■ **Excerpted data**
--- Begin ---
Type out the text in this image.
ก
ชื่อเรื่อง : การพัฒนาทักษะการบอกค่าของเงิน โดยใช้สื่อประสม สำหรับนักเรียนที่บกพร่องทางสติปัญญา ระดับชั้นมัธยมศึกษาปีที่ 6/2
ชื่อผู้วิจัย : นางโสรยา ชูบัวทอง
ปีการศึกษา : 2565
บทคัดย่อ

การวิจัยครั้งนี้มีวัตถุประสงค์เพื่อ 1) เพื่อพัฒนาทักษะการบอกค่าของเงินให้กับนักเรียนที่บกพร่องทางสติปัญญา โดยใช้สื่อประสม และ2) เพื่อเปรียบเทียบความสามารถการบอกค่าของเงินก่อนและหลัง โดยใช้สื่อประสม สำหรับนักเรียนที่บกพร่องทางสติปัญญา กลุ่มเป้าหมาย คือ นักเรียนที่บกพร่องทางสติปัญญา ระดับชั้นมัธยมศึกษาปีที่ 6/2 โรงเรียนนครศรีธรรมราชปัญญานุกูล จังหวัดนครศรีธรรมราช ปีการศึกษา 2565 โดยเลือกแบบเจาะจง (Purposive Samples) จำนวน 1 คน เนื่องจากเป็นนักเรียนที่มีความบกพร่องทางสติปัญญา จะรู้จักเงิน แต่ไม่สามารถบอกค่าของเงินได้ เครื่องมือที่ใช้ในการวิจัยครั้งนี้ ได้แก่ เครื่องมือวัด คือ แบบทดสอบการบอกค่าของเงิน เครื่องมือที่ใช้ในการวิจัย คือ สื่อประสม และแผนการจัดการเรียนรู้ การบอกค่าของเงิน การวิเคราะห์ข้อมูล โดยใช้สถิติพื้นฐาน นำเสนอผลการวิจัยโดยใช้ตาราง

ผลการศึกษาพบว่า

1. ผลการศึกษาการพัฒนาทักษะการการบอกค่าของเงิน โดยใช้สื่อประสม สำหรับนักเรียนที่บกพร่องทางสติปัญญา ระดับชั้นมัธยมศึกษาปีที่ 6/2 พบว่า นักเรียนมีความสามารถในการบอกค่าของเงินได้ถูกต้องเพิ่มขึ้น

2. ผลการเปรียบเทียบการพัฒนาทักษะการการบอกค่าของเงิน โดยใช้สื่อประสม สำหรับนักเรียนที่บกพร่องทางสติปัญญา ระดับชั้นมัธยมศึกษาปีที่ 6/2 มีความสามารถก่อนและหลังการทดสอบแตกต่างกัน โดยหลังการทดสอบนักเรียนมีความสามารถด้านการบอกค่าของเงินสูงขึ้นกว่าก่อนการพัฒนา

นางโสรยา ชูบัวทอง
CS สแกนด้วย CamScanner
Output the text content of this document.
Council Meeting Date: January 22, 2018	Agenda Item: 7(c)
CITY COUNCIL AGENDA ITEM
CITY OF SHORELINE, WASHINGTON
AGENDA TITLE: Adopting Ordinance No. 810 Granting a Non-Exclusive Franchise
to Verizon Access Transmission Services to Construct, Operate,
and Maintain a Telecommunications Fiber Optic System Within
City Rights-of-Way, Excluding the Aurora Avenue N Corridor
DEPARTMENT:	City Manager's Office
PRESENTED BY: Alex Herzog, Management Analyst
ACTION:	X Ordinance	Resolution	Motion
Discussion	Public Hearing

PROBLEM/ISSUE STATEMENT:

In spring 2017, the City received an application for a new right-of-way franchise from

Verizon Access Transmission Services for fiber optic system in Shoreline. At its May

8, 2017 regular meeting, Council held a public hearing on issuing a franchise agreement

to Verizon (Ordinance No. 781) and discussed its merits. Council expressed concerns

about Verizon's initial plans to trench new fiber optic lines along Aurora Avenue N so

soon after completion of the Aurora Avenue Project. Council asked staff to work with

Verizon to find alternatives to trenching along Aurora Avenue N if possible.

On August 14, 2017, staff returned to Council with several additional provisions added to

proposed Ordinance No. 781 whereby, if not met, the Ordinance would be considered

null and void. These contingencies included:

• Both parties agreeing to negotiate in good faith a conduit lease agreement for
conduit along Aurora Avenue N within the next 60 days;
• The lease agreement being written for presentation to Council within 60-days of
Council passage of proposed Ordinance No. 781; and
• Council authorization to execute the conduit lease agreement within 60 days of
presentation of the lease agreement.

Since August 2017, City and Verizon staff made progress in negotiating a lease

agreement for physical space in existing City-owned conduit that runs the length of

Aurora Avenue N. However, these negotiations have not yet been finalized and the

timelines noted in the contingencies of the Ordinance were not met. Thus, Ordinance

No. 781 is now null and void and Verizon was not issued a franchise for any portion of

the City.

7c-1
--- End ---
■ **Instructions to follow**
Output the lines above verbatim and in full.

■ **Exercise answer**
Type out the text in this image.
ก
ชื่อเรื่อง : การพัฒนาทักษะการบอกค่าของเงิน โดยใช้สื่อประสม สำหรับนักเรียนที่บกพร่องทางสติปัญญา ระดับชั้นมัธยมศึกษาปีที่ 6/2
ชื่อผู้วิจัย : นางโสรยา ชูบัวทอง
ปีการศึกษา : 2565
บทคัดย่อ

การวิจัยครั้งนี้มีวัตถุประสงค์เพื่อ 1) เพื่อพัฒนาทักษะการบอกค่าของเงินให้กับนักเรียนที่บกพร่องทางสติปัญญา โดยใช้สื่อประสม และ2) เพื่อเปรียบเทียบความสามารถการบอกค่าของเงินก่อนและหลัง โดยใช้สื่อประสม สำหรับนักเรียนที่บกพร่องทางสติปัญญา กลุ่มเป้าหมาย คือ นักเรียนที่บกพร่องทางสติปัญญา ระดับชั้นมัธยมศึกษาปีที่ 6/2 โรงเรียนนครศรีธรรมราชปัญญานุกูล จังหวัดนครศรีธรรมราช ปีการศึกษา 2565 โดยเลือกแบบเจาะจง (Purposive Samples) จำนวน 1 คน เนื่องจากเป็นนักเรียนที่มีความบกพร่องทางสติปัญญา จะรู้จักเงิน แต่ไม่สามารถบอกค่าของเงินได้ เครื่องมือที่ใช้ในการวิจัยครั้งนี้ ได้แก่ เครื่องมือวัด คือ แบบทดสอบการบอกค่าของเงิน เครื่องมือที่ใช้ในการวิจัย คือ สื่อประสม และแผนการจัดการเรียนรู้ การบอกค่าของเงิน การวิเคราะห์ข้อมูล โดยใช้สถิติพื้นฐาน นำเสนอผลการวิจัยโดยใช้ตาราง

ผลการศึกษาพบว่า

1. ผลการศึกษาการพัฒนาทักษะการการบอกค่าของเงิน โดยใช้สื่อประสม สำหรับนักเรียนที่บกพร่องทางสติปัญญา ระดับชั้นมัธยมศึกษาปีที่ 6/2 พบว่า นักเรียนมีความสามารถในการบอกค่าของเงินได้ถูกต้องเพิ่มขึ้น

2. ผลการเปรียบเทียบการพัฒนาทักษะการการบอกค่าของเงิน โดยใช้สื่อประสม สำหรับนักเรียนที่บกพร่องทางสติปัญญา ระดับชั้นมัธยมศึกษาปีที่ 6/2 มีความสามารถก่อนและหลังการทดสอบแตกต่างกัน โดยหลังการทดสอบนักเรียนมีความสามารถด้านการบอกค่าของเงินสูงขึ้นกว่าก่อนการพัฒนา

นางโสรยา ชูบัวทอง
CS สแกนด้วย CamScanner
Output the text content of this document.
Council Meeting Date: January 22, 2018	Agenda Item: 7(c)
CITY COUNCIL AGENDA ITEM
CITY OF SHORELINE, WASHINGTON
AGENDA TITLE: Adopting Ordinance No. 810 Granting a Non-Exclusive Franchise
to Verizon Access Transmission Services to Construct, Operate,
and Maintain a Telecommunications Fiber Optic System Within
City Rights-of-Way, Excluding the Aurora Avenue N Corridor
DEPARTMENT:	City Manager's Office
PRESENTED BY: Alex Herzog, Management Analyst
ACTION:	X Ordinance	Resolution	Motion
Discussion	Public Hearing

PROBLEM/ISSUE STATEMENT:

In spring 2017, the City received an application for a new right-of-way franchise from

Verizon Access Transmission Services for fiber optic system in Shoreline. At its May

8, 2017 regular meeting, Council held a public hearing on issuing a franchise agreement

to Verizon (Ordinance No. 781) and discussed its merits. Council expressed concerns

about Verizon's initial plans to trench new fiber optic lines along Aurora Avenue N so

soon after completion of the Aurora Avenue Project. Council asked staff to work with

Verizon to find alternatives to trenching along Aurora Avenue N if possible.

On August 14, 2017, staff returned to Council with several additional provisions added to

proposed Ordinance No. 781 whereby, if not met, the Ordinance would be considered

null and void. These contingencies included:

• Both parties agreeing to negotiate in good faith a conduit lease agreement for
conduit along Aurora Avenue N within the next 60 days;
• The lease agreement being written for presentation to Council within 60-days of
Council passage of proposed Ordinance No. 781; and
• Council authorization to execute the conduit lease agreement within 60 days of
presentation of the lease agreement.

Since August 2017, City and Verizon staff made progress in negotiating a lease

agreement for physical space in existing City-owned conduit that runs the length of

Aurora Avenue N. However, these negotiations have not yet been finalized and the

timelines noted in the contingencies of the Ordinance were not met. Thus, Ordinance

No. 781 is now null and void and Verizon was not issued a franchise for any portion of

the City.

7c-1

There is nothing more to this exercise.